- **Data lines**
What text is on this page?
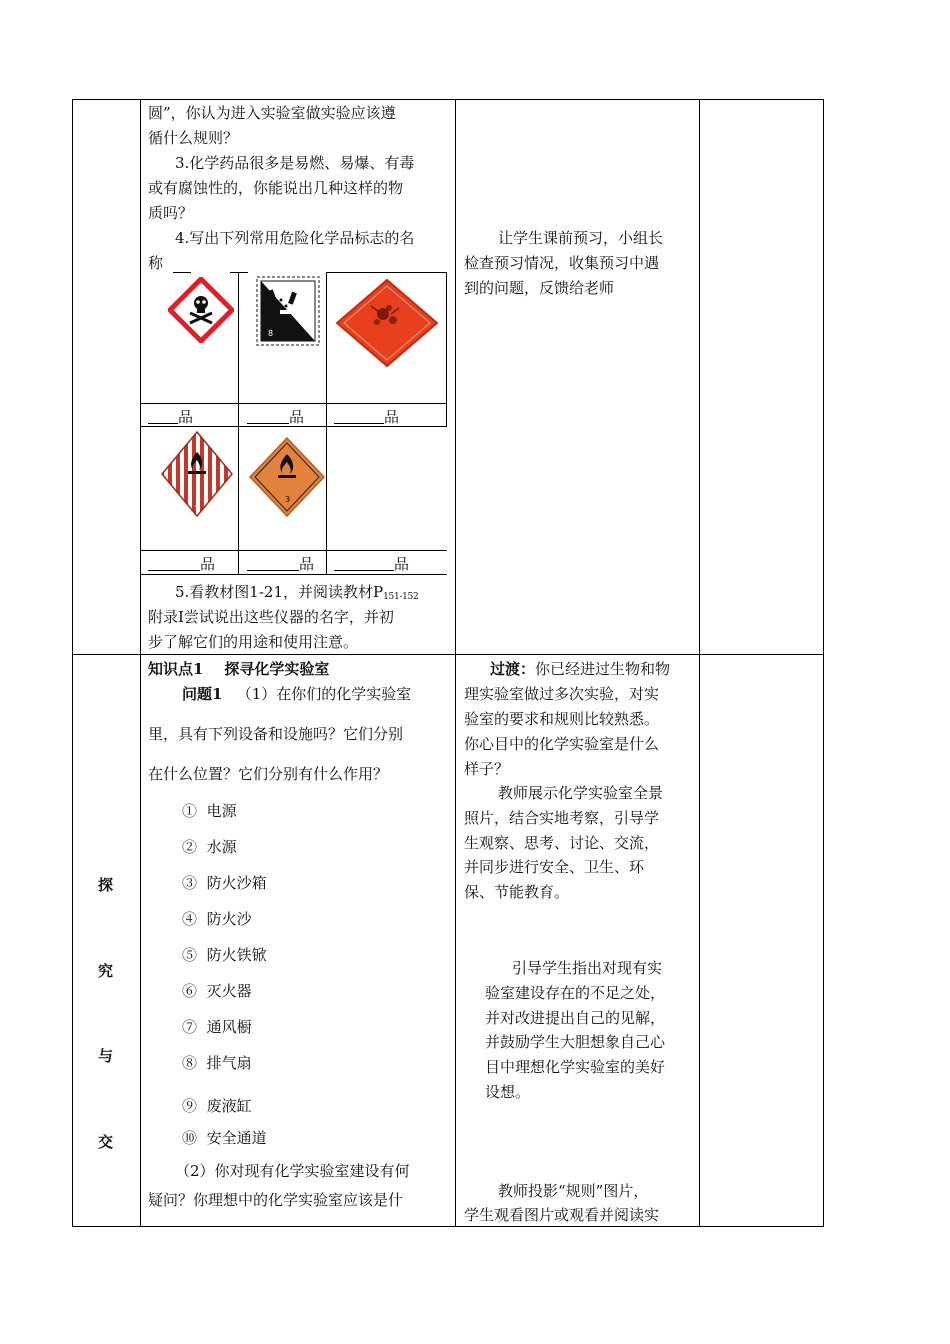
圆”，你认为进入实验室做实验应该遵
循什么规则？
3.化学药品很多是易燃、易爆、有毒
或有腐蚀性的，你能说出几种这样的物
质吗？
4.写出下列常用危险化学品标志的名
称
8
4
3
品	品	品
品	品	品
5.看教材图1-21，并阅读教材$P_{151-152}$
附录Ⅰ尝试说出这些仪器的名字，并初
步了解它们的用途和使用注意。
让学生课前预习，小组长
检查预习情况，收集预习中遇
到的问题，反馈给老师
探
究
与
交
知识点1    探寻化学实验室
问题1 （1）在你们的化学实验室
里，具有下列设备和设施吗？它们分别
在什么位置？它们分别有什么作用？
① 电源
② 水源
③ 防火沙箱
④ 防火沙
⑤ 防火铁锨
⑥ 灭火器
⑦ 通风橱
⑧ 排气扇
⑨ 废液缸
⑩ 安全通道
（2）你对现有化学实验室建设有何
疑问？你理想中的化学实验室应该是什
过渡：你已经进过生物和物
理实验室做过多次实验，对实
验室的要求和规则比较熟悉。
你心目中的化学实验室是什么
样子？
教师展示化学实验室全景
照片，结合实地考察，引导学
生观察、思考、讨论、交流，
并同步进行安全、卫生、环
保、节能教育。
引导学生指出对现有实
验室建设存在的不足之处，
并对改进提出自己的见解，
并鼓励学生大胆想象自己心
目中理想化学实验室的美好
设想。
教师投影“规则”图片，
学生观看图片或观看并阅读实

- **Do this**
Transcribe each line above verbatim, with the pictures left out.

- **Answer to the problem**
What text is on this page?
圆”，你认为进入实验室做实验应该遵
循什么规则？
3.化学药品很多是易燃、易爆、有毒
或有腐蚀性的，你能说出几种这样的物
质吗？
4.写出下列常用危险化学品标志的名
称
8
4
3
品	品	品
品	品	品
5.看教材图1-21，并阅读教材$P_{151-152}$
附录Ⅰ尝试说出这些仪器的名字，并初
步了解它们的用途和使用注意。
让学生课前预习，小组长
检查预习情况，收集预习中遇
到的问题，反馈给老师
探
究
与
交
知识点1    探寻化学实验室
问题1 （1）在你们的化学实验室
里，具有下列设备和设施吗？它们分别
在什么位置？它们分别有什么作用？
① 电源
② 水源
③ 防火沙箱
④ 防火沙
⑤ 防火铁锨
⑥ 灭火器
⑦ 通风橱
⑧ 排气扇
⑨ 废液缸
⑩ 安全通道
（2）你对现有化学实验室建设有何
疑问？你理想中的化学实验室应该是什
过渡：你已经进过生物和物
理实验室做过多次实验，对实
验室的要求和规则比较熟悉。
你心目中的化学实验室是什么
样子？
教师展示化学实验室全景
照片，结合实地考察，引导学
生观察、思考、讨论、交流，
并同步进行安全、卫生、环
保、节能教育。
引导学生指出对现有实
验室建设存在的不足之处，
并对改进提出自己的见解，
并鼓励学生大胆想象自己心
目中理想化学实验室的美好
设想。
教师投影“规则”图片，
学生观看图片或观看并阅读实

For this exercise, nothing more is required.